§ **Brief**: Retype the whole listing below, character for character.

§ **Record excerpts**:
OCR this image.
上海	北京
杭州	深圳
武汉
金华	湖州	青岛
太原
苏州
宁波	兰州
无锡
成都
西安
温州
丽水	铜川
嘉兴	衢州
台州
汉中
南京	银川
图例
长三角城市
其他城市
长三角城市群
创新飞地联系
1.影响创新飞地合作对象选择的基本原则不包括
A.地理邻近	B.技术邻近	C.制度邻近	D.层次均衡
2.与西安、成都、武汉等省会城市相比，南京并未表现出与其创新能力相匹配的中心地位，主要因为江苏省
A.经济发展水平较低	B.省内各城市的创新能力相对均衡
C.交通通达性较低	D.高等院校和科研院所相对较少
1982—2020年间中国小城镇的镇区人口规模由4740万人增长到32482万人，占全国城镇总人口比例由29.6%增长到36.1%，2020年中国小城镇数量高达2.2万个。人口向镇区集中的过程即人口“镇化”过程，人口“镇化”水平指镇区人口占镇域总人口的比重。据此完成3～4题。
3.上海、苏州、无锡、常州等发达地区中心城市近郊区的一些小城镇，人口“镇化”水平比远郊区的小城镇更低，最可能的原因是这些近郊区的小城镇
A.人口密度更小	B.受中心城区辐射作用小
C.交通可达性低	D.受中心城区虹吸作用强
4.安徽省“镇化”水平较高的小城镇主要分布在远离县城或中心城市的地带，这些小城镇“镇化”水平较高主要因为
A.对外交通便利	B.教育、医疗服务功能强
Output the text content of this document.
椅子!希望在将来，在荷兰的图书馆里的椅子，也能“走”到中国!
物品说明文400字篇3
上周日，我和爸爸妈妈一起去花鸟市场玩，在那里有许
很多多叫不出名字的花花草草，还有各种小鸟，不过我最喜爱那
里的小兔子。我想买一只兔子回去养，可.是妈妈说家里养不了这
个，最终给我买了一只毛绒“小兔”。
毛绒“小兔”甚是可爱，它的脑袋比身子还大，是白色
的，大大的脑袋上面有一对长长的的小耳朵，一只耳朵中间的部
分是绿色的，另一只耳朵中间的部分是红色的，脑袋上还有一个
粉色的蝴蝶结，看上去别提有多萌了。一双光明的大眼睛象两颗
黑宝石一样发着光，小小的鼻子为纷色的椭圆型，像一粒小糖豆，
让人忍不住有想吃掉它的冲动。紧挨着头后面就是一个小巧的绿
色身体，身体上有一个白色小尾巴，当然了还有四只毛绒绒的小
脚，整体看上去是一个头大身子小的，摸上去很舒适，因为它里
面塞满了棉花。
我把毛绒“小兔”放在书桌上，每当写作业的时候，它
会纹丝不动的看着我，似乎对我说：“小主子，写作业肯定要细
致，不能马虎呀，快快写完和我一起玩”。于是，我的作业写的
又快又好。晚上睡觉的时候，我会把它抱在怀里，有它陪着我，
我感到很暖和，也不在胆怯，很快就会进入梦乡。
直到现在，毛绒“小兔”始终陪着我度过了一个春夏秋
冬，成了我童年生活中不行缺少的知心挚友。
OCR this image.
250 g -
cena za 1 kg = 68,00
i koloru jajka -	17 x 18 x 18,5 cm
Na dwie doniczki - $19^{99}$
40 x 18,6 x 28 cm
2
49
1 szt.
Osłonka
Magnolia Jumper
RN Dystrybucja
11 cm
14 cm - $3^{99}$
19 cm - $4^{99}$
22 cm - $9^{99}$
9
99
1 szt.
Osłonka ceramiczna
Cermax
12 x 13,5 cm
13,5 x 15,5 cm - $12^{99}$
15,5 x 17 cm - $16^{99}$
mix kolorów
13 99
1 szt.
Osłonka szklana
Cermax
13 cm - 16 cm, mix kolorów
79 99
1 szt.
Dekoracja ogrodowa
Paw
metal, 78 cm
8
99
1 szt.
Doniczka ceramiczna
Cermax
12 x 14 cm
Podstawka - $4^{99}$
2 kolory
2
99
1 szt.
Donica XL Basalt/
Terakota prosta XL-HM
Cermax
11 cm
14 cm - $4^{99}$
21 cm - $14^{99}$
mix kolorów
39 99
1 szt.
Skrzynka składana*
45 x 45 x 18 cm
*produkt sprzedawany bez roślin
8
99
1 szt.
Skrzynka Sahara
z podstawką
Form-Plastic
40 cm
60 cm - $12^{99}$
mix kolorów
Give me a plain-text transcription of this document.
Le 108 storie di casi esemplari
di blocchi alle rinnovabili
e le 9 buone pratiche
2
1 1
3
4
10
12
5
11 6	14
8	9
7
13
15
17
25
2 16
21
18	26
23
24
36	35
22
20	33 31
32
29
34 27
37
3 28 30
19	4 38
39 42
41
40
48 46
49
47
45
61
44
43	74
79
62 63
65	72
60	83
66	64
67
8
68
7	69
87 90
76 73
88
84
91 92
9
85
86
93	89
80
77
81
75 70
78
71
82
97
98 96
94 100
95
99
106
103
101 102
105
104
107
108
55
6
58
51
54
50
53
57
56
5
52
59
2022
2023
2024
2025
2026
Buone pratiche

§ **Reply to the exercise**:
OCR this image.
上海	北京
杭州	深圳
武汉
金华	湖州	青岛
太原
苏州
宁波	兰州
无锡
成都
西安
温州
丽水	铜川
嘉兴	衢州
台州
汉中
南京	银川
图例
长三角城市
其他城市
长三角城市群
创新飞地联系
1.影响创新飞地合作对象选择的基本原则不包括
A.地理邻近	B.技术邻近	C.制度邻近	D.层次均衡
2.与西安、成都、武汉等省会城市相比，南京并未表现出与其创新能力相匹配的中心地位，主要因为江苏省
A.经济发展水平较低	B.省内各城市的创新能力相对均衡
C.交通通达性较低	D.高等院校和科研院所相对较少
1982—2020年间中国小城镇的镇区人口规模由4740万人增长到32482万人，占全国城镇总人口比例由29.6%增长到36.1%，2020年中国小城镇数量高达2.2万个。人口向镇区集中的过程即人口“镇化”过程，人口“镇化”水平指镇区人口占镇域总人口的比重。据此完成3～4题。
3.上海、苏州、无锡、常州等发达地区中心城市近郊区的一些小城镇，人口“镇化”水平比远郊区的小城镇更低，最可能的原因是这些近郊区的小城镇
A.人口密度更小	B.受中心城区辐射作用小
C.交通可达性低	D.受中心城区虹吸作用强
4.安徽省“镇化”水平较高的小城镇主要分布在远离县城或中心城市的地带，这些小城镇“镇化”水平较高主要因为
A.对外交通便利	B.教育、医疗服务功能强
Output the text content of this document.
椅子!希望在将来，在荷兰的图书馆里的椅子，也能“走”到中国!
物品说明文400字篇3
上周日，我和爸爸妈妈一起去花鸟市场玩，在那里有许
很多多叫不出名字的花花草草，还有各种小鸟，不过我最喜爱那
里的小兔子。我想买一只兔子回去养，可.是妈妈说家里养不了这
个，最终给我买了一只毛绒“小兔”。
毛绒“小兔”甚是可爱，它的脑袋比身子还大，是白色
的，大大的脑袋上面有一对长长的的小耳朵，一只耳朵中间的部
分是绿色的，另一只耳朵中间的部分是红色的，脑袋上还有一个
粉色的蝴蝶结，看上去别提有多萌了。一双光明的大眼睛象两颗
黑宝石一样发着光，小小的鼻子为纷色的椭圆型，像一粒小糖豆，
让人忍不住有想吃掉它的冲动。紧挨着头后面就是一个小巧的绿
色身体，身体上有一个白色小尾巴，当然了还有四只毛绒绒的小
脚，整体看上去是一个头大身子小的，摸上去很舒适，因为它里
面塞满了棉花。
我把毛绒“小兔”放在书桌上，每当写作业的时候，它
会纹丝不动的看着我，似乎对我说：“小主子，写作业肯定要细
致，不能马虎呀，快快写完和我一起玩”。于是，我的作业写的
又快又好。晚上睡觉的时候，我会把它抱在怀里，有它陪着我，
我感到很暖和，也不在胆怯，很快就会进入梦乡。
直到现在，毛绒“小兔”始终陪着我度过了一个春夏秋
冬，成了我童年生活中不行缺少的知心挚友。
OCR this image.
250 g -
cena za 1 kg = 68,00
i koloru jajka -	17 x 18 x 18,5 cm
Na dwie doniczki - $19^{99}$
40 x 18,6 x 28 cm
2
49
1 szt.
Osłonka
Magnolia Jumper
RN Dystrybucja
11 cm
14 cm - $3^{99}$
19 cm - $4^{99}$
22 cm - $9^{99}$
9
99
1 szt.
Osłonka ceramiczna
Cermax
12 x 13,5 cm
13,5 x 15,5 cm - $12^{99}$
15,5 x 17 cm - $16^{99}$
mix kolorów
13 99
1 szt.
Osłonka szklana
Cermax
13 cm - 16 cm, mix kolorów
79 99
1 szt.
Dekoracja ogrodowa
Paw
metal, 78 cm
8
99
1 szt.
Doniczka ceramiczna
Cermax
12 x 14 cm
Podstawka - $4^{99}$
2 kolory
2
99
1 szt.
Donica XL Basalt/
Terakota prosta XL-HM
Cermax
11 cm
14 cm - $4^{99}$
21 cm - $14^{99}$
mix kolorów
39 99
1 szt.
Skrzynka składana*
45 x 45 x 18 cm
*produkt sprzedawany bez roślin
8
99
1 szt.
Skrzynka Sahara
z podstawką
Form-Plastic
40 cm
60 cm - $12^{99}$
mix kolorów
Give me a plain-text transcription of this document.
Le 108 storie di casi esemplari
di blocchi alle rinnovabili
e le 9 buone pratiche
2
1 1
3
4
10
12
5
11 6	14
8	9
7
13
15
17
25
2 16
21
18	26
23
24
36	35
22
20	33 31
32
29
34 27
37
3 28 30
19	4 38
39 42
41
40
48 46
49
47
45
61
44
43	74
79
62 63
65	72
60	83
66	64
67
8
68
7	69
87 90
76 73
88
84
91 92
9
85
86
93	89
80
77
81
75 70
78
71
82
97
98 96
94 100
95
99
106
103
101 102
105
104
107
108
55
6
58
51
54
50
53
57
56
5
52
59
2022
2023
2024
2025
2026
Buone pratiche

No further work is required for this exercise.